### Exercise data
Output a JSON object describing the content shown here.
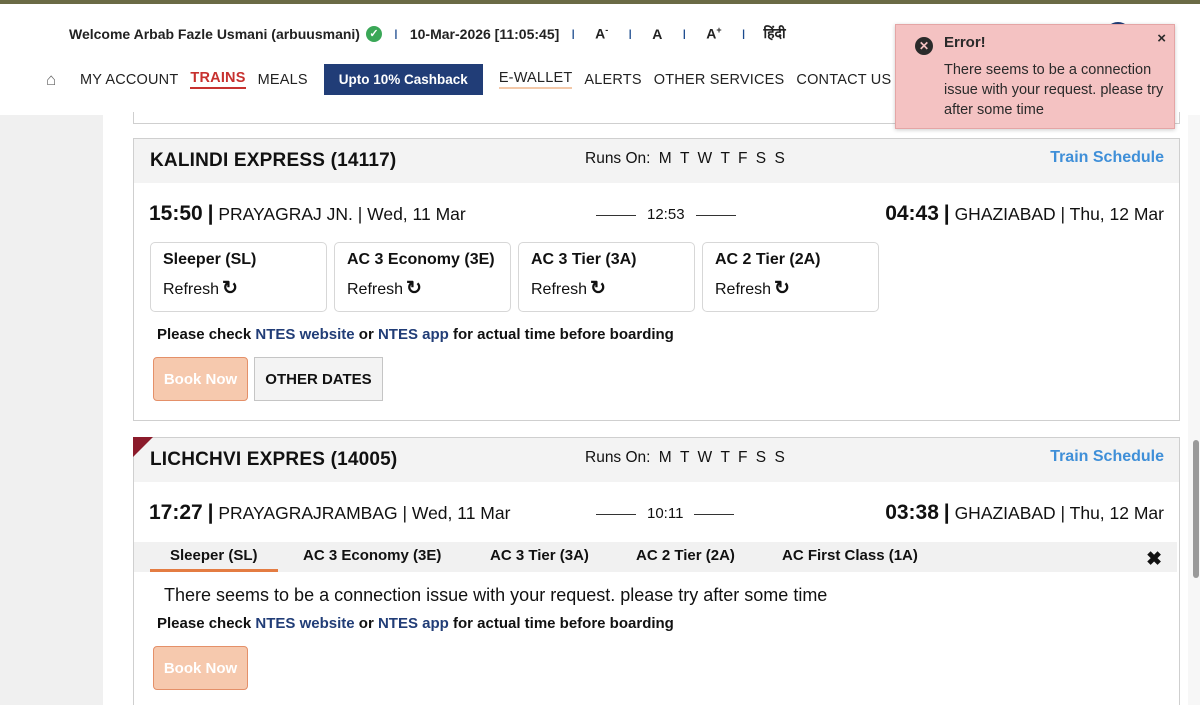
{
  "header": {
    "welcome": "Welcome Arbab Fazle Usmani (arbuusmani)",
    "datetime": "10-Mar-2026 [11:05:45]",
    "font_controls": [
      "A",
      "A",
      "A"
    ],
    "font_small_sup": "-",
    "font_large_sup": "+",
    "language": "हिंदी",
    "separator": "I"
  },
  "nav": {
    "home_icon": "home-icon",
    "items": [
      "MY ACCOUNT",
      "TRAINS",
      "MEALS"
    ],
    "cashback": "Upto 10% Cashback",
    "items_after": [
      "E-WALLET",
      "ALERTS",
      "OTHER SERVICES",
      "CONTACT US"
    ]
  },
  "toast": {
    "title": "Error!",
    "message": "There seems to be a connection issue with your request. please try after some time",
    "close": "×"
  },
  "runs_label": "Runs On:",
  "days": [
    "M",
    "T",
    "W",
    "T",
    "F",
    "S",
    "S"
  ],
  "schedule_label": "Train Schedule",
  "trains": [
    {
      "name": "KALINDI EXPRESS (14117)",
      "dep_time": "15:50",
      "dep_station": "PRAYAGRAJ JN. | Wed, 11 Mar",
      "duration": "12:53",
      "arr_time": "04:43",
      "arr_station": "GHAZIABAD | Thu, 12 Mar",
      "classes": [
        {
          "name": "Sleeper (SL)",
          "action": "Refresh"
        },
        {
          "name": "AC 3 Economy (3E)",
          "action": "Refresh"
        },
        {
          "name": "AC 3 Tier (3A)",
          "action": "Refresh"
        },
        {
          "name": "AC 2 Tier (2A)",
          "action": "Refresh"
        }
      ],
      "book_now": "Book Now",
      "other_dates": "OTHER DATES"
    },
    {
      "name": "LICHCHVI EXPRES (14005)",
      "dep_time": "17:27",
      "dep_station": "PRAYAGRAJRAMBAG | Wed, 11 Mar",
      "duration": "10:11",
      "arr_time": "03:38",
      "arr_station": "GHAZIABAD | Thu, 12 Mar",
      "tabs": [
        "Sleeper (SL)",
        "AC 3 Economy (3E)",
        "AC 3 Tier (3A)",
        "AC 2 Tier (2A)",
        "AC First Class (1A)"
      ],
      "tab_close": "✖",
      "error_message": "There seems to be a connection issue with your request. please try after some time",
      "book_now": "Book Now"
    }
  ],
  "note": {
    "prefix": "Please check",
    "link1": "NTES website",
    "mid": "or",
    "link2": "NTES app",
    "suffix": "for actual time before boarding"
  }
}
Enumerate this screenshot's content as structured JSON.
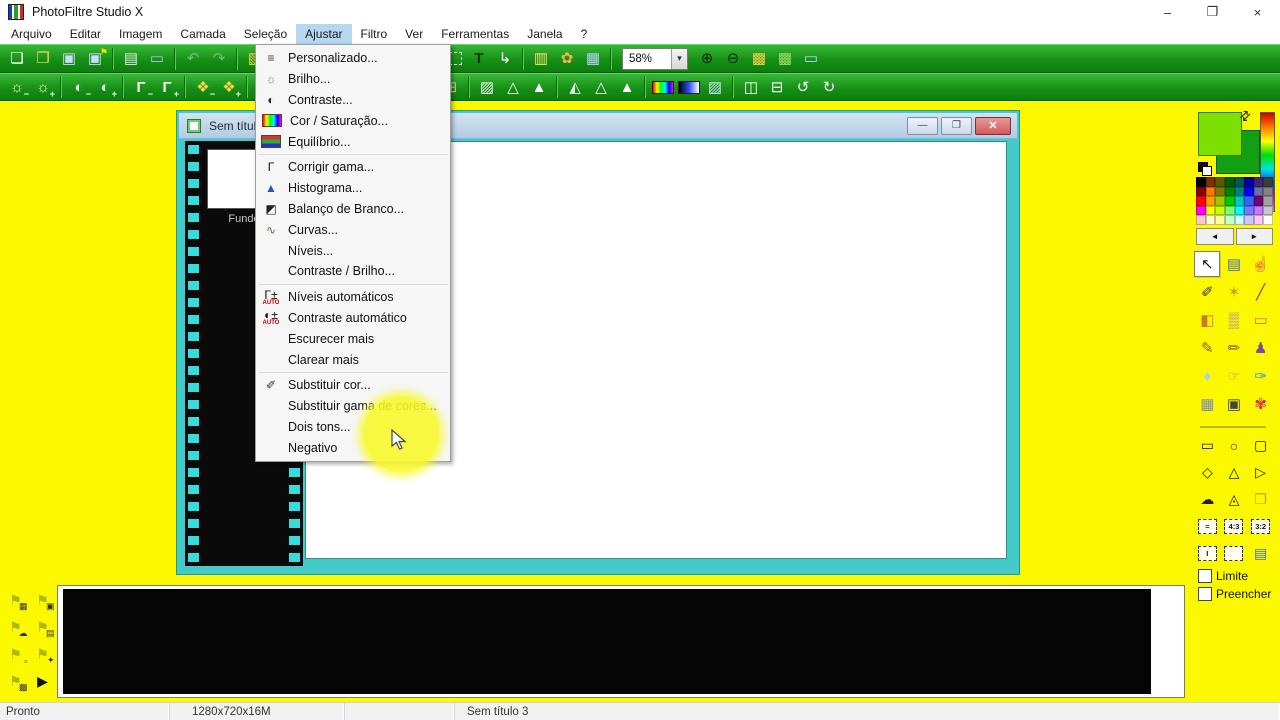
{
  "window": {
    "title": "PhotoFiltre Studio X",
    "controls": [
      {
        "id": "minimize",
        "glyph": "–"
      },
      {
        "id": "restore",
        "glyph": "❐"
      },
      {
        "id": "close",
        "glyph": "×"
      }
    ]
  },
  "menubar": {
    "items": [
      {
        "id": "arquivo",
        "label": "Arquivo"
      },
      {
        "id": "editar",
        "label": "Editar"
      },
      {
        "id": "imagem",
        "label": "Imagem"
      },
      {
        "id": "camada",
        "label": "Camada"
      },
      {
        "id": "selecao",
        "label": "Seleção"
      },
      {
        "id": "ajustar",
        "label": "Ajustar",
        "active": true
      },
      {
        "id": "filtro",
        "label": "Filtro"
      },
      {
        "id": "ver",
        "label": "Ver"
      },
      {
        "id": "ferramentas",
        "label": "Ferramentas"
      },
      {
        "id": "janela",
        "label": "Janela"
      },
      {
        "id": "ajuda",
        "label": "?"
      }
    ]
  },
  "toolbar_top": {
    "zoom_value": "58%",
    "left": [
      {
        "name": "new-file",
        "glyph": "❏",
        "color": "#ffffff"
      },
      {
        "name": "open-folder",
        "glyph": "❒",
        "color": "#f7d84a"
      },
      {
        "name": "save",
        "glyph": "▣",
        "color": "#cfd8ff"
      },
      {
        "name": "save-as",
        "glyph": "▣",
        "color": "#cfd8ff",
        "badge": "⚑",
        "badge_color": "#ffe000"
      },
      {
        "sep": true
      },
      {
        "name": "print",
        "glyph": "▤",
        "color": "#e8e8e8"
      },
      {
        "name": "scan",
        "glyph": "▭",
        "color": "#9fc4ff"
      },
      {
        "sep": true
      },
      {
        "name": "undo",
        "glyph": "↶",
        "color": "#d8f0d8",
        "grayed": true
      },
      {
        "name": "redo",
        "glyph": "↷",
        "color": "#d8f0d8",
        "grayed": true
      },
      {
        "sep": true
      },
      {
        "name": "adjust-image",
        "glyph": "▧",
        "color": "#ffd24a"
      }
    ],
    "right": [
      {
        "name": "selection-mode",
        "type": "dashed-box"
      },
      {
        "name": "text-tool",
        "glyph": "T",
        "color": "#0d330d",
        "bold": true
      },
      {
        "name": "transform",
        "glyph": "↳",
        "color": "#ffffff"
      },
      {
        "sep": true
      },
      {
        "name": "image-explorer",
        "glyph": "▥",
        "color": "#ffe36a"
      },
      {
        "name": "photomasque",
        "glyph": "✿",
        "color": "#ffb347"
      },
      {
        "name": "automate",
        "glyph": "▦",
        "color": "#bcd4ff"
      },
      {
        "sep": true
      },
      {
        "type": "zoom-combo"
      },
      {
        "name": "zoom-in",
        "glyph": "⊕",
        "color": "#0d2a0d"
      },
      {
        "name": "zoom-out",
        "glyph": "⊖",
        "color": "#0d2a0d"
      },
      {
        "name": "zoom-fit",
        "glyph": "▩",
        "color": "#ffd24a"
      },
      {
        "name": "zoom-full",
        "glyph": "▩",
        "color": "#9fe06a"
      },
      {
        "name": "full-screen",
        "glyph": "▭",
        "color": "#bcd4ff"
      }
    ]
  },
  "toolbar_filters": {
    "left": [
      {
        "name": "brightness-minus",
        "glyph": "☼",
        "sub": "−",
        "color": "#fff4b0"
      },
      {
        "name": "brightness-plus",
        "glyph": "☼",
        "sub": "+",
        "color": "#fff4b0"
      },
      {
        "sep": true
      },
      {
        "name": "contrast-minus",
        "glyph": "◐",
        "sub": "−",
        "color": "#f0f0f0"
      },
      {
        "name": "contrast-plus",
        "glyph": "◐",
        "sub": "+",
        "color": "#f0f0f0"
      },
      {
        "sep": true
      },
      {
        "name": "gamma-minus",
        "glyph": "Γ",
        "sub": "−",
        "color": "#ffffff",
        "bold": true
      },
      {
        "name": "gamma-plus",
        "glyph": "Γ",
        "sub": "+",
        "color": "#ffffff",
        "bold": true
      },
      {
        "sep": true
      },
      {
        "name": "saturation-minus",
        "glyph": "❖",
        "sub": "−",
        "color": "#ffd24a"
      },
      {
        "name": "saturation-plus",
        "glyph": "❖",
        "sub": "+",
        "color": "#ffd24a"
      },
      {
        "sep": true
      },
      {
        "name": "histogram",
        "glyph": "▄",
        "color": "#4a6aff"
      }
    ],
    "right": [
      {
        "name": "mosaic",
        "glyph": "⊞",
        "color": "#e0c090"
      },
      {
        "sep": true
      },
      {
        "name": "halftone",
        "glyph": "▨",
        "color": "#f0f0f0"
      },
      {
        "name": "soften",
        "glyph": "△",
        "color": "#ffffff"
      },
      {
        "name": "sharpen",
        "glyph": "▲",
        "color": "#ffffff"
      },
      {
        "sep": true
      },
      {
        "name": "emboss",
        "glyph": "◭",
        "color": "#e8e8e8"
      },
      {
        "name": "relief-minus",
        "glyph": "△",
        "color": "#ffffff"
      },
      {
        "name": "relief-plus",
        "glyph": "▲",
        "color": "#ffffff"
      },
      {
        "sep": true
      },
      {
        "name": "gradient-rainbow",
        "type": "rainbow-bar"
      },
      {
        "name": "gradient-blue",
        "type": "blue-bar"
      },
      {
        "name": "antialias",
        "glyph": "▨",
        "color": "#cfe4ff"
      },
      {
        "sep": true
      },
      {
        "name": "flip-horizontal",
        "glyph": "◫",
        "color": "#ffffff"
      },
      {
        "name": "flip-vertical",
        "glyph": "⊟",
        "color": "#ffffff"
      },
      {
        "name": "rotate-left",
        "glyph": "↺",
        "color": "#ffffff"
      },
      {
        "name": "rotate-right",
        "glyph": "↻",
        "color": "#ffffff"
      }
    ]
  },
  "adjust_menu": {
    "items": [
      {
        "id": "personalizado",
        "label": "Personalizado...",
        "icon": "sliders-icon",
        "glyph": "≡",
        "color": "#444444"
      },
      {
        "id": "brilho",
        "label": "Brilho...",
        "icon": "brightness-icon",
        "glyph": "☼",
        "color": "#777777"
      },
      {
        "id": "contraste",
        "label": "Contraste...",
        "icon": "contrast-icon",
        "glyph": "◐",
        "color": "#222222"
      },
      {
        "id": "cor-saturacao",
        "label": "Cor / Saturação...",
        "icon": "saturation-icon",
        "type": "rainbow"
      },
      {
        "id": "equilibrio",
        "label": "Equilíbrio...",
        "icon": "color-balance-icon",
        "type": "balance"
      },
      {
        "separator": true
      },
      {
        "id": "corrigir-gama",
        "label": "Corrigir gama...",
        "icon": "gamma-icon",
        "glyph": "Γ",
        "color": "#111111"
      },
      {
        "id": "histograma",
        "label": "Histograma...",
        "icon": "histogram-icon",
        "glyph": "▲",
        "color": "#2a52c8"
      },
      {
        "id": "balanco-de-branco",
        "label": "Balanço de Branco...",
        "icon": "white-balance-icon",
        "glyph": "◩",
        "color": "#222222"
      },
      {
        "id": "curvas",
        "label": "Curvas...",
        "icon": "curves-icon",
        "glyph": "∿",
        "color": "#3a7a3a"
      },
      {
        "id": "niveis",
        "label": "Níveis..."
      },
      {
        "id": "contraste-brilho",
        "label": "Contraste / Brilho..."
      },
      {
        "separator": true
      },
      {
        "id": "niveis-automaticos",
        "label": "Níveis automáticos",
        "icon": "auto-levels-icon",
        "glyph": "Γ±",
        "auto": "AUTO",
        "color": "#111111"
      },
      {
        "id": "contraste-automatico",
        "label": "Contraste automático",
        "icon": "auto-contrast-icon",
        "glyph": "◐±",
        "auto": "AUTO",
        "color": "#111111"
      },
      {
        "id": "escurecer-mais",
        "label": "Escurecer mais"
      },
      {
        "id": "clarear-mais",
        "label": "Clarear mais"
      },
      {
        "separator": true
      },
      {
        "id": "substituir-cor",
        "label": "Substituir cor...",
        "icon": "eyedropper-icon",
        "glyph": "✐",
        "color": "#333333"
      },
      {
        "id": "substituir-gama-de-cores",
        "label": "Substituir gama de cores..."
      },
      {
        "id": "dois-tons",
        "label": "Dois tons..."
      },
      {
        "id": "negativo",
        "label": "Negativo"
      }
    ]
  },
  "document_window": {
    "title": "Sem título",
    "layer_label": "Fundo",
    "controls": [
      {
        "id": "minimize",
        "glyph": "—"
      },
      {
        "id": "maximize",
        "glyph": "❐"
      },
      {
        "id": "close",
        "glyph": "✕"
      }
    ]
  },
  "sidebar": {
    "foreground_color": "#7ce000",
    "background_color": "#12a012",
    "swap_glyph": "⇄",
    "arrow_left": "◄",
    "arrow_right": "►",
    "palette": [
      "#000000",
      "#7a3000",
      "#5a5a00",
      "#005a00",
      "#005a5a",
      "#0000a0",
      "#3c2878",
      "#3c3c3c",
      "#8c0000",
      "#ff7800",
      "#7a7a00",
      "#008200",
      "#008282",
      "#0000ff",
      "#6e6ea0",
      "#828282",
      "#ff0000",
      "#ffa000",
      "#a0c800",
      "#00c800",
      "#00c8c8",
      "#3264ff",
      "#780078",
      "#a0a0a0",
      "#ff00ff",
      "#ffff00",
      "#c8ff00",
      "#78ff78",
      "#00ffff",
      "#7878ff",
      "#c878ff",
      "#c8c8c8",
      "#ffc8c8",
      "#ffffc8",
      "#ffffa0",
      "#c8ffc8",
      "#c8ffff",
      "#c8c8ff",
      "#ffc8ff",
      "#ffffff"
    ],
    "tools": [
      {
        "name": "arrow-tool",
        "glyph": "↖",
        "color": "#111111",
        "selected": true
      },
      {
        "name": "layer-manager-tool",
        "glyph": "▤",
        "color": "#4a6ac8"
      },
      {
        "name": "move-hand-tool",
        "glyph": "☝",
        "color": "#c89a5a"
      },
      {
        "name": "eyedropper-tool",
        "glyph": "✐",
        "color": "#333333"
      },
      {
        "name": "magic-wand-tool",
        "glyph": "✶",
        "color": "#c8a020"
      },
      {
        "name": "line-tool",
        "glyph": "╱",
        "color": "#b03030"
      },
      {
        "name": "fill-tool",
        "glyph": "◧",
        "color": "#c87830"
      },
      {
        "name": "airbrush-tool",
        "glyph": "▒",
        "color": "#9a6ac8"
      },
      {
        "name": "eraser-tool",
        "glyph": "▭",
        "color": "#c87860"
      },
      {
        "name": "paintbrush-tool",
        "glyph": "✎",
        "color": "#8a5a2a"
      },
      {
        "name": "advanced-brush-tool",
        "glyph": "✏",
        "color": "#8a5a2a"
      },
      {
        "name": "clone-stamp-tool",
        "glyph": "♟",
        "color": "#7a4aa0"
      },
      {
        "name": "blur-tool",
        "glyph": "♦",
        "color": "#a9cff0"
      },
      {
        "name": "smudge-tool",
        "glyph": "☞",
        "color": "#c89a5a"
      },
      {
        "name": "retouch-tool",
        "glyph": "✑",
        "color": "#4a90d0"
      },
      {
        "name": "pattern-tool",
        "glyph": "▦",
        "color": "#7a8ac0"
      },
      {
        "name": "photo-brush-tool",
        "glyph": "▣",
        "color": "#444444"
      },
      {
        "name": "nozzle-tool",
        "glyph": "✾",
        "color": "#d03040"
      }
    ],
    "shapes": [
      {
        "name": "rectangle-select",
        "glyph": "▭"
      },
      {
        "name": "ellipse-select",
        "glyph": "○"
      },
      {
        "name": "rounded-rect-select",
        "glyph": "▢"
      },
      {
        "name": "rhombus-select",
        "glyph": "◇"
      },
      {
        "name": "triangle-select",
        "glyph": "△"
      },
      {
        "name": "right-triangle-select",
        "glyph": "▷"
      },
      {
        "name": "lasso-select",
        "glyph": "☁"
      },
      {
        "name": "polygon-select",
        "glyph": "◬"
      },
      {
        "name": "load-selection",
        "glyph": "❒",
        "color": "#caa32a"
      },
      {
        "name": "ratio-1-1",
        "text": "="
      },
      {
        "name": "ratio-4-3",
        "text": "4:3"
      },
      {
        "name": "ratio-3-2",
        "text": "3:2"
      },
      {
        "name": "ratio-i",
        "text": "I"
      },
      {
        "name": "manual-selection",
        "text": ""
      },
      {
        "name": "selection-options",
        "glyph": "▤",
        "color": "#4a6ac8"
      }
    ],
    "checkboxes": [
      {
        "id": "limite",
        "label": "Limite",
        "checked": false
      },
      {
        "id": "preencher",
        "label": "Preencher",
        "checked": false
      }
    ]
  },
  "bottom_panel": {
    "flag_buttons": [
      {
        "name": "flag-image",
        "glyph": "⚑",
        "sub": "▦"
      },
      {
        "name": "flag-layer",
        "glyph": "⚑",
        "sub": "▣"
      },
      {
        "name": "flag-lasso",
        "glyph": "⚑",
        "sub": "☁"
      },
      {
        "name": "flag-save",
        "glyph": "⚑",
        "sub": "▤"
      },
      {
        "name": "flag-select",
        "glyph": "⚑",
        "sub": "▫"
      },
      {
        "name": "flag-effect",
        "glyph": "⚑",
        "sub": "✦"
      },
      {
        "name": "flag-grid",
        "glyph": "⚑",
        "sub": "▩"
      },
      {
        "name": "play",
        "glyph": "▶",
        "color": "#111111"
      }
    ]
  },
  "statusbar": {
    "status": "Pronto",
    "dimensions": "1280x720x16M",
    "document": "Sem título 3"
  },
  "annotation": {
    "highlight_color": "#f8f828"
  }
}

### Written instruction
In the entries above, some lines may contain the string "content"; report how many, without additional comment.

### Answer to the problem
2